Dataset entries
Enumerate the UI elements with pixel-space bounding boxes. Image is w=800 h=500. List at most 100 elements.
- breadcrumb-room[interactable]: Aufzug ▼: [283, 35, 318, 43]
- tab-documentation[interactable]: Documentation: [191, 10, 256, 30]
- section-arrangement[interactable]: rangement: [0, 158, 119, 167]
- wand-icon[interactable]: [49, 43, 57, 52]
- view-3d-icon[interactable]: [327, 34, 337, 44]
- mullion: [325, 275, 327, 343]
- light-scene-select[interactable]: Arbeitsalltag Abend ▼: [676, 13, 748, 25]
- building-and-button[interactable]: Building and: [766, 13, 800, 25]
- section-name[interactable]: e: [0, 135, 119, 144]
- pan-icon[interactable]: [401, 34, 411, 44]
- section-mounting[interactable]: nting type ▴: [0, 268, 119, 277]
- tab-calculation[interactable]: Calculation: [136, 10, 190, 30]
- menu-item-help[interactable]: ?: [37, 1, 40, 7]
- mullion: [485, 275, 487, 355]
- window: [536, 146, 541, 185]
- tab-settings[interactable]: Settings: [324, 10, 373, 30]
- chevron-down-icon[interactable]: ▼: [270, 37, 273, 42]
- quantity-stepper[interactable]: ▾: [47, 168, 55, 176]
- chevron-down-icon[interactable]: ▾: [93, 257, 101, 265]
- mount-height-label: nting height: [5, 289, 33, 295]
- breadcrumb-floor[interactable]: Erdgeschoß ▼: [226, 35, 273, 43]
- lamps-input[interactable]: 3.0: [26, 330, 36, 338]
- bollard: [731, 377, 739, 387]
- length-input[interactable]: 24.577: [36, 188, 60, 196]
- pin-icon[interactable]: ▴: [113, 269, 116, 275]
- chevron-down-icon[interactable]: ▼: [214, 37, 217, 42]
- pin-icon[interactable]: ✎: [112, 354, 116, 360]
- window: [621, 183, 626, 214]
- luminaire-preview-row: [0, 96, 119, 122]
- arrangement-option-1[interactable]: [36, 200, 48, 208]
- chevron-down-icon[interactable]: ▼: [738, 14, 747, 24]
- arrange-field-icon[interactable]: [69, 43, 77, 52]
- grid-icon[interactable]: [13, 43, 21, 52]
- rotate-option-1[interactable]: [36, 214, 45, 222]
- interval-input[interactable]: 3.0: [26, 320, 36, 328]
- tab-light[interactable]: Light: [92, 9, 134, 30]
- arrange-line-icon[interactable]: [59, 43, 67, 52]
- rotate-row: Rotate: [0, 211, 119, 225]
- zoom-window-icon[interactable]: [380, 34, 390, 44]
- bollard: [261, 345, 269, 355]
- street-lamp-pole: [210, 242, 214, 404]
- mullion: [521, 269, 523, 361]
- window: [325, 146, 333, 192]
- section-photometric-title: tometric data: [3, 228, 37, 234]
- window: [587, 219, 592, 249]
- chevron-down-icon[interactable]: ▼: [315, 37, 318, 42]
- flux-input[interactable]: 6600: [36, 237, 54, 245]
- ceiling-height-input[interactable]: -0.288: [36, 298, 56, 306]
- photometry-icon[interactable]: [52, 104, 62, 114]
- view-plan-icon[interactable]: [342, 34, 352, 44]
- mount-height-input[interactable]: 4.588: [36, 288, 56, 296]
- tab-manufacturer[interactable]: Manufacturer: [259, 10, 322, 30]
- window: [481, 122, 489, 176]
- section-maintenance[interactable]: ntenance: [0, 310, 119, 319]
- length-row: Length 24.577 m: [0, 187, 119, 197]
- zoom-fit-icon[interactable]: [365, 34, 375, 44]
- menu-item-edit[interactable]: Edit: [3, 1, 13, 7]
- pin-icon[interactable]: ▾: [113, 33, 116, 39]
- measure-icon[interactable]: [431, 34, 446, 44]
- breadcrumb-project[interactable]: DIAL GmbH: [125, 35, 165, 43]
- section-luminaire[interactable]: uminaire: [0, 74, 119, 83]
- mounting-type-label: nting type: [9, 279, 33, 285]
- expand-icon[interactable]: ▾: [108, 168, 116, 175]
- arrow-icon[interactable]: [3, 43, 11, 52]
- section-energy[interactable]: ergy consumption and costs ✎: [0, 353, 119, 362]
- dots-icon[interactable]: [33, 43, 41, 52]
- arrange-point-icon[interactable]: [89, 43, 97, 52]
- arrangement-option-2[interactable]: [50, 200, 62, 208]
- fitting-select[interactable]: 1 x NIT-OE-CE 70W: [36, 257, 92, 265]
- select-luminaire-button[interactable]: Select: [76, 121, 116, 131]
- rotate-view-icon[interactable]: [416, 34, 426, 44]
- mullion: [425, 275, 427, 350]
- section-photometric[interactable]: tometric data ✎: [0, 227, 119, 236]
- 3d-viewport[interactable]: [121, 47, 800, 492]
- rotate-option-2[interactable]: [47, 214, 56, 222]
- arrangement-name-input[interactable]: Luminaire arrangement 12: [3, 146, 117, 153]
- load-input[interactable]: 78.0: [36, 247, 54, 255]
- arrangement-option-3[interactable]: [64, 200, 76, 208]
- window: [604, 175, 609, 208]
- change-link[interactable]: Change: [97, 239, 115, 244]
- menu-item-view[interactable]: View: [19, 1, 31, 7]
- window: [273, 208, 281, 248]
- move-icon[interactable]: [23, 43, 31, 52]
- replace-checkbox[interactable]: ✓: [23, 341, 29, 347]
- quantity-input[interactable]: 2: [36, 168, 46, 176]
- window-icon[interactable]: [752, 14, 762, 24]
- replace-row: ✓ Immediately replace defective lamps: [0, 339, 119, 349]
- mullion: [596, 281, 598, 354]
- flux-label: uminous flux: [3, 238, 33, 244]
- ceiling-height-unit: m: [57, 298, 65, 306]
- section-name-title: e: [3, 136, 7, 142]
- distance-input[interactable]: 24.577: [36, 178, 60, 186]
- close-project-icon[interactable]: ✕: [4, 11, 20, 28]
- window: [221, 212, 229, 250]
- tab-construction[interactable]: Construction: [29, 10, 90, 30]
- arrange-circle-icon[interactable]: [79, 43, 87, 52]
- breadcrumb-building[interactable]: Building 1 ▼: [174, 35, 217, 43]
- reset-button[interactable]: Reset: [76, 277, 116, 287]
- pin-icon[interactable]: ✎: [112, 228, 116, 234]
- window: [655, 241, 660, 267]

> STATED EXERCISE:
Reproduce the listing above in full, substituting "caret-down-icon" for every occurrence of "chevron-down-icon" and leaving everything else unchanged.

> SOLUTION TO THIS PROBLEM:
Enumerate the UI elements with pixel-space bounding boxes. Image is w=800 h=500. List at most 100 elements.
- breadcrumb-room[interactable]: Aufzug ▼: [283, 35, 318, 43]
- tab-documentation[interactable]: Documentation: [191, 10, 256, 30]
- section-arrangement[interactable]: rangement: [0, 158, 119, 167]
- wand-icon[interactable]: [49, 43, 57, 52]
- view-3d-icon[interactable]: [327, 34, 337, 44]
- mullion: [325, 275, 327, 343]
- light-scene-select[interactable]: Arbeitsalltag Abend ▼: [676, 13, 748, 25]
- building-and-button[interactable]: Building and: [766, 13, 800, 25]
- section-name[interactable]: e: [0, 135, 119, 144]
- pan-icon[interactable]: [401, 34, 411, 44]
- section-mounting[interactable]: nting type ▴: [0, 268, 119, 277]
- tab-calculation[interactable]: Calculation: [136, 10, 190, 30]
- menu-item-help[interactable]: ?: [37, 1, 40, 7]
- mullion: [485, 275, 487, 355]
- window: [536, 146, 541, 185]
- tab-settings[interactable]: Settings: [324, 10, 373, 30]
- caret-down-icon[interactable]: ▼: [270, 37, 273, 42]
- quantity-stepper[interactable]: ▾: [47, 168, 55, 176]
- caret-down-icon[interactable]: ▾: [93, 257, 101, 265]
- mount-height-label: nting height: [5, 289, 33, 295]
- breadcrumb-floor[interactable]: Erdgeschoß ▼: [226, 35, 273, 43]
- lamps-input[interactable]: 3.0: [26, 330, 36, 338]
- bollard: [731, 377, 739, 387]
- length-input[interactable]: 24.577: [36, 188, 60, 196]
- pin-icon[interactable]: ▴: [113, 269, 116, 275]
- caret-down-icon[interactable]: ▼: [214, 37, 217, 42]
- pin-icon[interactable]: ✎: [112, 354, 116, 360]
- window: [621, 183, 626, 214]
- luminaire-preview-row: [0, 96, 119, 122]
- arrangement-option-1[interactable]: [36, 200, 48, 208]
- caret-down-icon[interactable]: ▼: [738, 14, 747, 24]
- arrange-field-icon[interactable]: [69, 43, 77, 52]
- grid-icon[interactable]: [13, 43, 21, 52]
- rotate-option-1[interactable]: [36, 214, 45, 222]
- interval-input[interactable]: 3.0: [26, 320, 36, 328]
- tab-light[interactable]: Light: [92, 9, 134, 30]
- arrange-line-icon[interactable]: [59, 43, 67, 52]
- rotate-row: Rotate: [0, 211, 119, 225]
- zoom-window-icon[interactable]: [380, 34, 390, 44]
- bollard: [261, 345, 269, 355]
- street-lamp-pole: [210, 242, 214, 404]
- mullion: [521, 269, 523, 361]
- window: [325, 146, 333, 192]
- section-photometric-title: tometric data: [3, 228, 37, 234]
- window: [587, 219, 592, 249]
- caret-down-icon[interactable]: ▼: [315, 37, 318, 42]
- flux-input[interactable]: 6600: [36, 237, 54, 245]
- ceiling-height-input[interactable]: -0.288: [36, 298, 56, 306]
- photometry-icon[interactable]: [52, 104, 62, 114]
- view-plan-icon[interactable]: [342, 34, 352, 44]
- mount-height-input[interactable]: 4.588: [36, 288, 56, 296]
- tab-manufacturer[interactable]: Manufacturer: [259, 10, 322, 30]
- window: [481, 122, 489, 176]
- section-maintenance[interactable]: ntenance: [0, 310, 119, 319]
- length-row: Length 24.577 m: [0, 187, 119, 197]
- zoom-fit-icon[interactable]: [365, 34, 375, 44]
- menu-item-edit[interactable]: Edit: [3, 1, 13, 7]
- pin-icon[interactable]: ▾: [113, 33, 116, 39]
- measure-icon[interactable]: [431, 34, 446, 44]
- breadcrumb-project[interactable]: DIAL GmbH: [125, 35, 165, 43]
- section-luminaire[interactable]: uminaire: [0, 74, 119, 83]
- mounting-type-label: nting type: [9, 279, 33, 285]
- expand-icon[interactable]: ▾: [108, 168, 116, 175]
- arrow-icon[interactable]: [3, 43, 11, 52]
- section-energy[interactable]: ergy consumption and costs ✎: [0, 353, 119, 362]
- dots-icon[interactable]: [33, 43, 41, 52]
- arrange-point-icon[interactable]: [89, 43, 97, 52]
- arrangement-option-2[interactable]: [50, 200, 62, 208]
- fitting-select[interactable]: 1 x NIT-OE-CE 70W: [36, 257, 92, 265]
- select-luminaire-button[interactable]: Select: [76, 121, 116, 131]
- rotate-view-icon[interactable]: [416, 34, 426, 44]
- mullion: [425, 275, 427, 350]
- section-photometric[interactable]: tometric data ✎: [0, 227, 119, 236]
- 3d-viewport[interactable]: [121, 47, 800, 492]
- rotate-option-2[interactable]: [47, 214, 56, 222]
- arrangement-name-input[interactable]: Luminaire arrangement 12: [3, 146, 117, 153]
- load-input[interactable]: 78.0: [36, 247, 54, 255]
- arrangement-option-3[interactable]: [64, 200, 76, 208]
- window: [604, 175, 609, 208]
- change-link[interactable]: Change: [97, 239, 115, 244]
- menu-item-view[interactable]: View: [19, 1, 31, 7]
- window: [273, 208, 281, 248]
- move-icon[interactable]: [23, 43, 31, 52]
- replace-checkbox[interactable]: ✓: [23, 341, 29, 347]
- quantity-input[interactable]: 2: [36, 168, 46, 176]
- window-icon[interactable]: [752, 14, 762, 24]
- replace-row: ✓ Immediately replace defective lamps: [0, 339, 119, 349]
- mullion: [596, 281, 598, 354]
- flux-label: uminous flux: [3, 238, 33, 244]
- ceiling-height-unit: m: [57, 298, 65, 306]
- section-name-title: e: [3, 136, 7, 142]
- distance-input[interactable]: 24.577: [36, 178, 60, 186]
- close-project-icon[interactable]: ✕: [4, 11, 20, 28]
- window: [221, 212, 229, 250]
- tab-construction[interactable]: Construction: [29, 10, 90, 30]
- arrange-circle-icon[interactable]: [79, 43, 87, 52]
- breadcrumb-building[interactable]: Building 1 ▼: [174, 35, 217, 43]
- reset-button[interactable]: Reset: [76, 277, 116, 287]
- pin-icon[interactable]: ✎: [112, 228, 116, 234]
- window: [655, 241, 660, 267]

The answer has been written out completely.